Scan the data below for the string "intelligence". Copy every line where it appears.

Items from a dataset:
++++++++

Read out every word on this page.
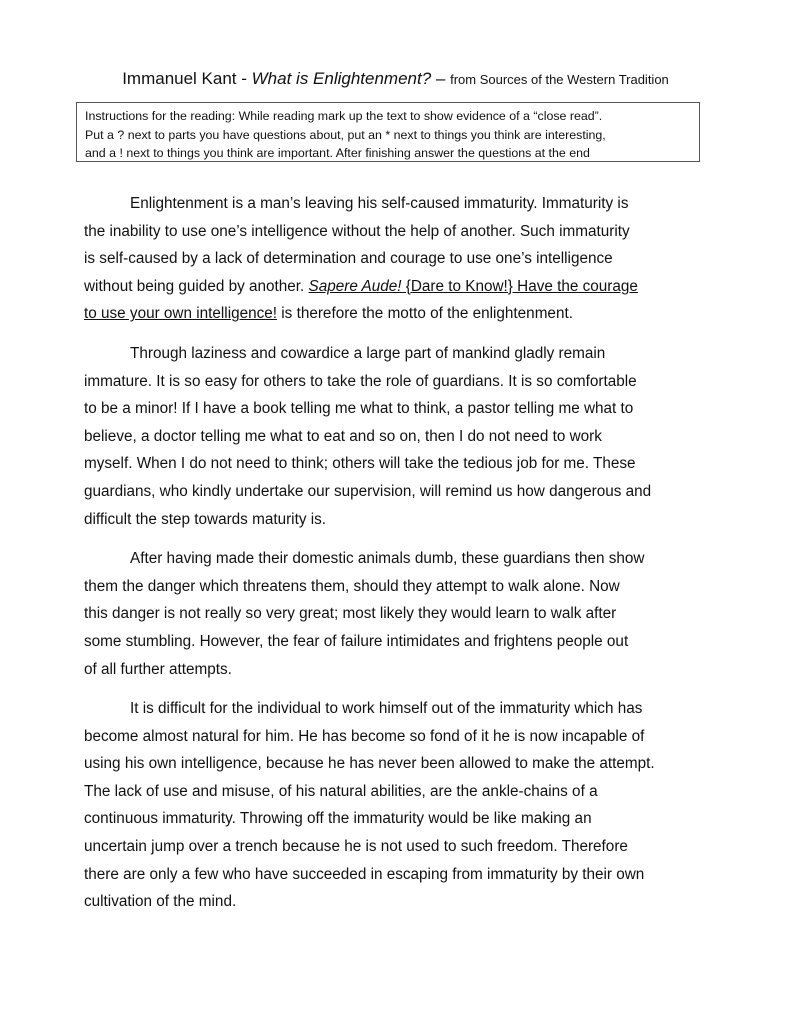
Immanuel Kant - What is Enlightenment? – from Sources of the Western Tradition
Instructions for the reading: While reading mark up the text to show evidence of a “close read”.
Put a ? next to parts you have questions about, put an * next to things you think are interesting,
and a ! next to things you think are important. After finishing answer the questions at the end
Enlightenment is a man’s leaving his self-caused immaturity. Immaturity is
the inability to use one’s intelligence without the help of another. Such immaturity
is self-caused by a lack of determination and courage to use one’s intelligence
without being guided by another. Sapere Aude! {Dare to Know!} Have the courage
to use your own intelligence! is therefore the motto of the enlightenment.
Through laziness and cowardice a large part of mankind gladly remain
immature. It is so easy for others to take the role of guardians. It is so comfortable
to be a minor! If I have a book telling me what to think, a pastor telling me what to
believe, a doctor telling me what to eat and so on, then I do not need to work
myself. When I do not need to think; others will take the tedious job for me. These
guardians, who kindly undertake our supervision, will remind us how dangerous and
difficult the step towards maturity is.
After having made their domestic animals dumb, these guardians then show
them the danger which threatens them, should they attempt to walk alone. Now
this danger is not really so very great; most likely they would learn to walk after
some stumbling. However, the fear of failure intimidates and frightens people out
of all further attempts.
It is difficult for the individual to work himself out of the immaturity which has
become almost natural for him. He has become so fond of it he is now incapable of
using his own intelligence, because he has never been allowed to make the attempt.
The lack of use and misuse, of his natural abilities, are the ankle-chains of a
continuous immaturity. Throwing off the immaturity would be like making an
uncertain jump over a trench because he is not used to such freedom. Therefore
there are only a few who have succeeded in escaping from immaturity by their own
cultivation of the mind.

++++++++

__EXERCISE ANSWER__
the inability to use one’s intelligence without the help of another. Such immaturity
is self-caused by a lack of determination and courage to use one’s intelligence
to use your own intelligence! is therefore the motto of the enlightenment.
using his own intelligence, because he has never been allowed to make the attempt.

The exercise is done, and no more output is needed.